▸ **Task directions**
Transcribe all of the material exactly, except for its pictures.

▸ **Given information**

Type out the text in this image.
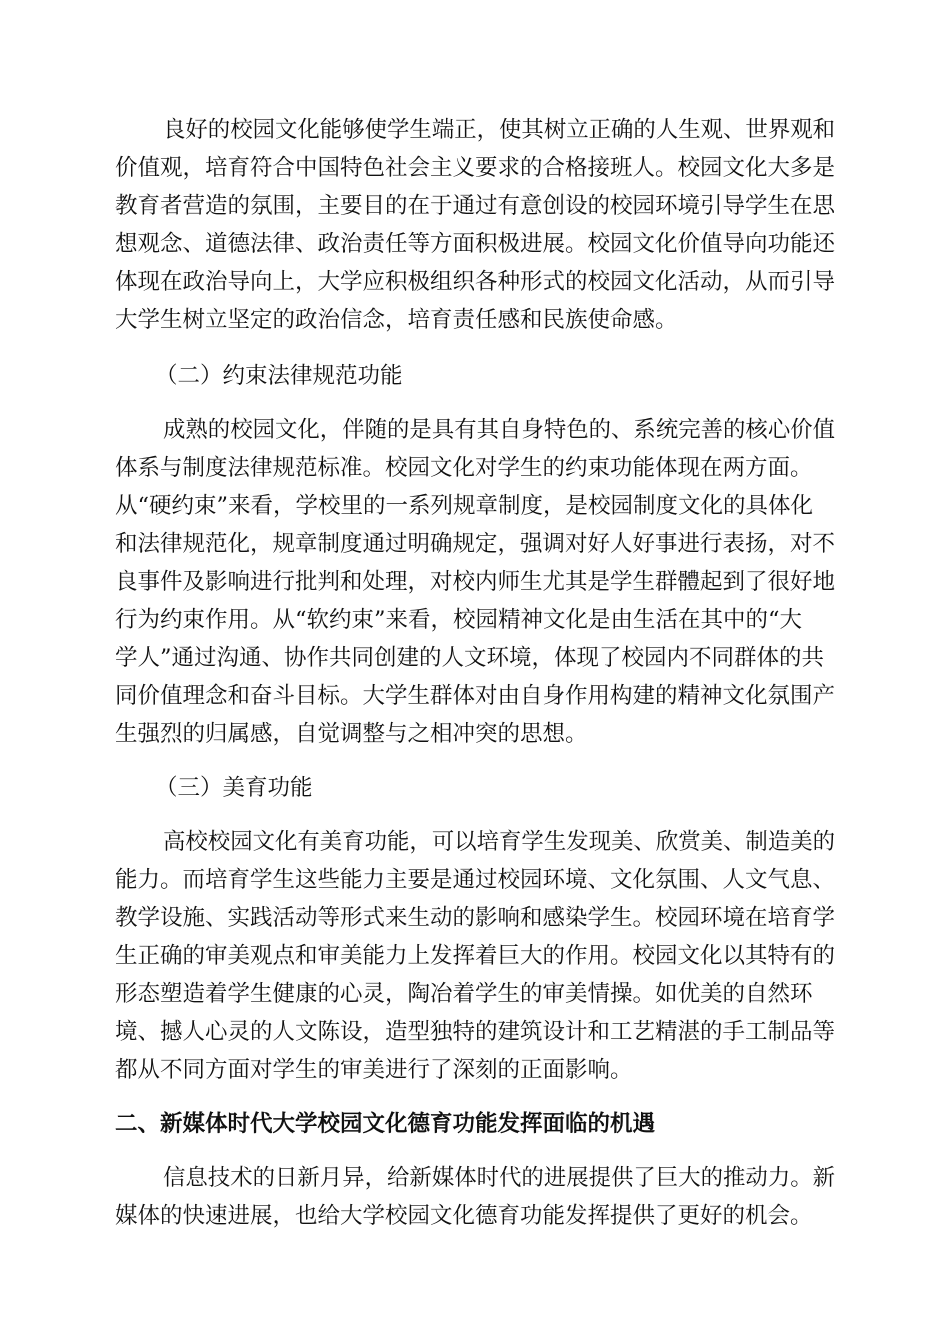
良好的校园文化能够使学生端正，使其树立正确的人生观、世界观和
价值观，培育符合中国特色社会主义要求的合格接班人。校园文化大多是
教育者营造的氛围，主要目的在于通过有意创设的校园环境引导学生在思
想观念、道德法律、政治责任等方面积极进展。校园文化价值导向功能还
体现在政治导向上，大学应积极组织各种形式的校园文化活动，从而引导
大学生树立坚定的政治信念，培育责任感和民族使命感。
（二）约束法律规范功能
成熟的校园文化，伴随的是具有其自身特色的、系统完善的核心价值
体系与制度法律规范标准。校园文化对学生的约束功能体现在两方面。
从“硬约束”来看，学校里的一系列规章制度，是校园制度文化的具体化
和法律规范化，规章制度通过明确规定，强调对好人好事进行表扬，对不
良事件及影响进行批判和处理，对校内师生尤其是学生群體起到了很好地
行为约束作用。从“软约束”来看，校园精神文化是由生活在其中的“大
学人”通过沟通、协作共同创建的人文环境，体现了校园内不同群体的共
同价值理念和奋斗目标。大学生群体对由自身作用构建的精神文化氛围产
生强烈的归属感，自觉调整与之相冲突的思想。
（三）美育功能
高校校园文化有美育功能，可以培育学生发现美、欣赏美、制造美的
能力。而培育学生这些能力主要是通过校园环境、文化氛围、人文气息、
教学设施、实践活动等形式来生动的影响和感染学生。校园环境在培育学
生正确的审美观点和审美能力上发挥着巨大的作用。校园文化以其特有的
形态塑造着学生健康的心灵，陶冶着学生的审美情操。如优美的自然环
境、撼人心灵的人文陈设，造型独特的建筑设计和工艺精湛的手工制品等
都从不同方面对学生的审美进行了深刻的正面影响。
二、新媒体时代大学校园文化德育功能发挥面临的机遇
信息技术的日新月异，给新媒体时代的进展提供了巨大的推动力。新
媒体的快速进展，也给大学校园文化德育功能发挥提供了更好的机会。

▸ **Problem solution**
Type out the text in this image.
良好的校园文化能够使学生端正，使其树立正确的人生观、世界观和
价值观，培育符合中国特色社会主义要求的合格接班人。校园文化大多是
教育者营造的氛围，主要目的在于通过有意创设的校园环境引导学生在思
想观念、道德法律、政治责任等方面积极进展。校园文化价值导向功能还
体现在政治导向上，大学应积极组织各种形式的校园文化活动，从而引导
大学生树立坚定的政治信念，培育责任感和民族使命感。
（二）约束法律规范功能
成熟的校园文化，伴随的是具有其自身特色的、系统完善的核心价值
体系与制度法律规范标准。校园文化对学生的约束功能体现在两方面。
从“硬约束”来看，学校里的一系列规章制度，是校园制度文化的具体化
和法律规范化，规章制度通过明确规定，强调对好人好事进行表扬，对不
良事件及影响进行批判和处理，对校内师生尤其是学生群體起到了很好地
行为约束作用。从“软约束”来看，校园精神文化是由生活在其中的“大
学人”通过沟通、协作共同创建的人文环境，体现了校园内不同群体的共
同价值理念和奋斗目标。大学生群体对由自身作用构建的精神文化氛围产
生强烈的归属感，自觉调整与之相冲突的思想。
（三）美育功能
高校校园文化有美育功能，可以培育学生发现美、欣赏美、制造美的
能力。而培育学生这些能力主要是通过校园环境、文化氛围、人文气息、
教学设施、实践活动等形式来生动的影响和感染学生。校园环境在培育学
生正确的审美观点和审美能力上发挥着巨大的作用。校园文化以其特有的
形态塑造着学生健康的心灵，陶冶着学生的审美情操。如优美的自然环
境、撼人心灵的人文陈设，造型独特的建筑设计和工艺精湛的手工制品等
都从不同方面对学生的审美进行了深刻的正面影响。
二、新媒体时代大学校园文化德育功能发挥面临的机遇
信息技术的日新月异，给新媒体时代的进展提供了巨大的推动力。新
媒体的快速进展，也给大学校园文化德育功能发挥提供了更好的机会。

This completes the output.